Source records:
>> START

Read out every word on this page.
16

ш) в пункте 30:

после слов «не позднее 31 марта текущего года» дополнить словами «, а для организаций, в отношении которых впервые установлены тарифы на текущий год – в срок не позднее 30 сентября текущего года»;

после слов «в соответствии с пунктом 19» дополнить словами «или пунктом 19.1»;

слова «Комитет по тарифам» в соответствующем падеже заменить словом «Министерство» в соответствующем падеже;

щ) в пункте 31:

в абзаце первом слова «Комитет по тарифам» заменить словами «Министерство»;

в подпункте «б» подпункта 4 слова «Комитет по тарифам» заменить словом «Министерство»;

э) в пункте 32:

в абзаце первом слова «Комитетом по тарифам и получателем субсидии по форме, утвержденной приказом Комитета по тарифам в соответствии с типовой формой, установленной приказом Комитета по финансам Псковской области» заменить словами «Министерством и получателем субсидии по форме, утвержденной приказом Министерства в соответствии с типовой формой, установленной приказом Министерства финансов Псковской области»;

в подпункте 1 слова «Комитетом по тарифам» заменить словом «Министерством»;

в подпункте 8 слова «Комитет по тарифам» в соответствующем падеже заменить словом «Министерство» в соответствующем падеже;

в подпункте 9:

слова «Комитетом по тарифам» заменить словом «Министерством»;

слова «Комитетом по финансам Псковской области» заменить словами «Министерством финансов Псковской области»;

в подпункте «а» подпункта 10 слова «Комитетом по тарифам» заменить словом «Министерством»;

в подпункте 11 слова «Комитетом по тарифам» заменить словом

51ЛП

>> END

Task brief:
Retype the whole listing, matching it exactly.

Exercise output:
Read out every word on this page.
16

ш) в пункте 30:

после слов «не позднее 31 марта текущего года» дополнить словами «, а для организаций, в отношении которых впервые установлены тарифы на текущий год – в срок не позднее 30 сентября текущего года»;

после слов «в соответствии с пунктом 19» дополнить словами «или пунктом 19.1»;

слова «Комитет по тарифам» в соответствующем падеже заменить словом «Министерство» в соответствующем падеже;

щ) в пункте 31:

в абзаце первом слова «Комитет по тарифам» заменить словами «Министерство»;

в подпункте «б» подпункта 4 слова «Комитет по тарифам» заменить словом «Министерство»;

э) в пункте 32:

в абзаце первом слова «Комитетом по тарифам и получателем субсидии по форме, утвержденной приказом Комитета по тарифам в соответствии с типовой формой, установленной приказом Комитета по финансам Псковской области» заменить словами «Министерством и получателем субсидии по форме, утвержденной приказом Министерства в соответствии с типовой формой, установленной приказом Министерства финансов Псковской области»;

в подпункте 1 слова «Комитетом по тарифам» заменить словом «Министерством»;

в подпункте 8 слова «Комитет по тарифам» в соответствующем падеже заменить словом «Министерство» в соответствующем падеже;

в подпункте 9:

слова «Комитетом по тарифам» заменить словом «Министерством»;

слова «Комитетом по финансам Псковской области» заменить словами «Министерством финансов Псковской области»;

в подпункте «а» подпункта 10 слова «Комитетом по тарифам» заменить словом «Министерством»;

в подпункте 11 слова «Комитетом по тарифам» заменить словом

51ЛП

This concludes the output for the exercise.